- _WHAT THE EXERCISE ASKS_: Reproduce all of the data word for word.
BEGIN RECORDS SUPPLIED
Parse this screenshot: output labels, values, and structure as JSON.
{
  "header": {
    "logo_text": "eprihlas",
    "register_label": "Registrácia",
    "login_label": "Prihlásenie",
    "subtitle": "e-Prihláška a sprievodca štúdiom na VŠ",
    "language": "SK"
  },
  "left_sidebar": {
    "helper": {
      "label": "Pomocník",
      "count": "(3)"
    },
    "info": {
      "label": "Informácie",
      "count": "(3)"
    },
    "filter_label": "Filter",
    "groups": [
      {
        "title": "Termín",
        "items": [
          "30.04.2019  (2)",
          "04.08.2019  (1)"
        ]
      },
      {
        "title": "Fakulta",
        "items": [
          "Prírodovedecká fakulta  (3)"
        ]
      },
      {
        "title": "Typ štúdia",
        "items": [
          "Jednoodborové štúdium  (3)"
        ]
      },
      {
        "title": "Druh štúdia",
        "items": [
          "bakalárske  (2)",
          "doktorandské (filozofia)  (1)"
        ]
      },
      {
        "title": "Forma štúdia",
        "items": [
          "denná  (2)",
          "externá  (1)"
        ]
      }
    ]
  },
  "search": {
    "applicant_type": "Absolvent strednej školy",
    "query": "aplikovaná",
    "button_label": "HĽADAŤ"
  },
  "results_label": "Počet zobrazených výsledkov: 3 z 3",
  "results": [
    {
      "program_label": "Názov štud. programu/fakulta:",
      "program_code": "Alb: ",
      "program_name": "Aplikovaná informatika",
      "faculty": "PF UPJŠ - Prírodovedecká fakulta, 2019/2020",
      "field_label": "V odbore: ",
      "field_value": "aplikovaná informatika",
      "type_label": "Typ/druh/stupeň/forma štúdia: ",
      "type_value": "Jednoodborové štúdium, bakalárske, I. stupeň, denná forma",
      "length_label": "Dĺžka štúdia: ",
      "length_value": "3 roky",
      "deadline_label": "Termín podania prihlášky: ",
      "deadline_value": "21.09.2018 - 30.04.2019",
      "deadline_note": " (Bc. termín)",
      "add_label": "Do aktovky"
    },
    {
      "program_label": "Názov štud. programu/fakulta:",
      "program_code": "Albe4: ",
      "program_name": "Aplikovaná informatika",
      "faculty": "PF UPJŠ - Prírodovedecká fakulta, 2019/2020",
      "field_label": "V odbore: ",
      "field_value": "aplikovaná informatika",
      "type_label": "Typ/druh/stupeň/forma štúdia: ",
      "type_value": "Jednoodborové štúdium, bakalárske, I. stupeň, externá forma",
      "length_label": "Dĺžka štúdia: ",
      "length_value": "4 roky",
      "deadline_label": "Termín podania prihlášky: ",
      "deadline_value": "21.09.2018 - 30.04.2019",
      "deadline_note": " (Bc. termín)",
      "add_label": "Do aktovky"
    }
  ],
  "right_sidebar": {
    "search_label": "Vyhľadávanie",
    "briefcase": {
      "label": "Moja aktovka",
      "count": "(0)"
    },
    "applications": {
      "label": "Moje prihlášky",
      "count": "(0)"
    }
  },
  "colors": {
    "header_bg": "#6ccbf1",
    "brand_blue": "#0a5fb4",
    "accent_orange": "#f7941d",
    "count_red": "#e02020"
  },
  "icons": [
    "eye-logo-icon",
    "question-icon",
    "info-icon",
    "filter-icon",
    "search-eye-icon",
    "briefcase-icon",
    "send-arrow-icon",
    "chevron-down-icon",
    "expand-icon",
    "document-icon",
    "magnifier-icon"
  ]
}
END RECORDS SUPPLIED
- _RESPONSE_:
Parse this screenshot: output labels, values, and structure as JSON.
{
  "header": {
    "logo_text": "eprihlas",
    "register_label": "Registrácia",
    "login_label": "Prihlásenie",
    "subtitle": "e-Prihláška a sprievodca štúdiom na VŠ",
    "language": "SK"
  },
  "left_sidebar": {
    "helper": {
      "label": "Pomocník",
      "count": "(3)"
    },
    "info": {
      "label": "Informácie",
      "count": "(3)"
    },
    "filter_label": "Filter",
    "groups": [
      {
        "title": "Termín",
        "items": [
          "30.04.2019  (2)",
          "04.08.2019  (1)"
        ]
      },
      {
        "title": "Fakulta",
        "items": [
          "Prírodovedecká fakulta  (3)"
        ]
      },
      {
        "title": "Typ štúdia",
        "items": [
          "Jednoodborové štúdium  (3)"
        ]
      },
      {
        "title": "Druh štúdia",
        "items": [
          "bakalárske  (2)",
          "doktorandské (filozofia)  (1)"
        ]
      },
      {
        "title": "Forma štúdia",
        "items": [
          "denná  (2)",
          "externá  (1)"
        ]
      }
    ]
  },
  "search": {
    "applicant_type": "Absolvent strednej školy",
    "query": "aplikovaná",
    "button_label": "HĽADAŤ"
  },
  "results_label": "Počet zobrazených výsledkov: 3 z 3",
  "results": [
    {
      "program_label": "Názov štud. programu/fakulta:",
      "program_code": "Alb: ",
      "program_name": "Aplikovaná informatika",
      "faculty": "PF UPJŠ - Prírodovedecká fakulta, 2019/2020",
      "field_label": "V odbore: ",
      "field_value": "aplikovaná informatika",
      "type_label": "Typ/druh/stupeň/forma štúdia: ",
      "type_value": "Jednoodborové štúdium, bakalárske, I. stupeň, denná forma",
      "length_label": "Dĺžka štúdia: ",
      "length_value": "3 roky",
      "deadline_label": "Termín podania prihlášky: ",
      "deadline_value": "21.09.2018 - 30.04.2019",
      "deadline_note": " (Bc. termín)",
      "add_label": "Do aktovky"
    },
    {
      "program_label": "Názov štud. programu/fakulta:",
      "program_code": "Albe4: ",
      "program_name": "Aplikovaná informatika",
      "faculty": "PF UPJŠ - Prírodovedecká fakulta, 2019/2020",
      "field_label": "V odbore: ",
      "field_value": "aplikovaná informatika",
      "type_label": "Typ/druh/stupeň/forma štúdia: ",
      "type_value": "Jednoodborové štúdium, bakalárske, I. stupeň, externá forma",
      "length_label": "Dĺžka štúdia: ",
      "length_value": "4 roky",
      "deadline_label": "Termín podania prihlášky: ",
      "deadline_value": "21.09.2018 - 30.04.2019",
      "deadline_note": " (Bc. termín)",
      "add_label": "Do aktovky"
    }
  ],
  "right_sidebar": {
    "search_label": "Vyhľadávanie",
    "briefcase": {
      "label": "Moja aktovka",
      "count": "(0)"
    },
    "applications": {
      "label": "Moje prihlášky",
      "count": "(0)"
    }
  },
  "colors": {
    "header_bg": "#6ccbf1",
    "brand_blue": "#0a5fb4",
    "accent_orange": "#f7941d",
    "count_red": "#e02020"
  },
  "icons": [
    "eye-logo-icon",
    "question-icon",
    "info-icon",
    "filter-icon",
    "search-eye-icon",
    "briefcase-icon",
    "send-arrow-icon",
    "chevron-down-icon",
    "expand-icon",
    "document-icon",
    "magnifier-icon"
  ]
}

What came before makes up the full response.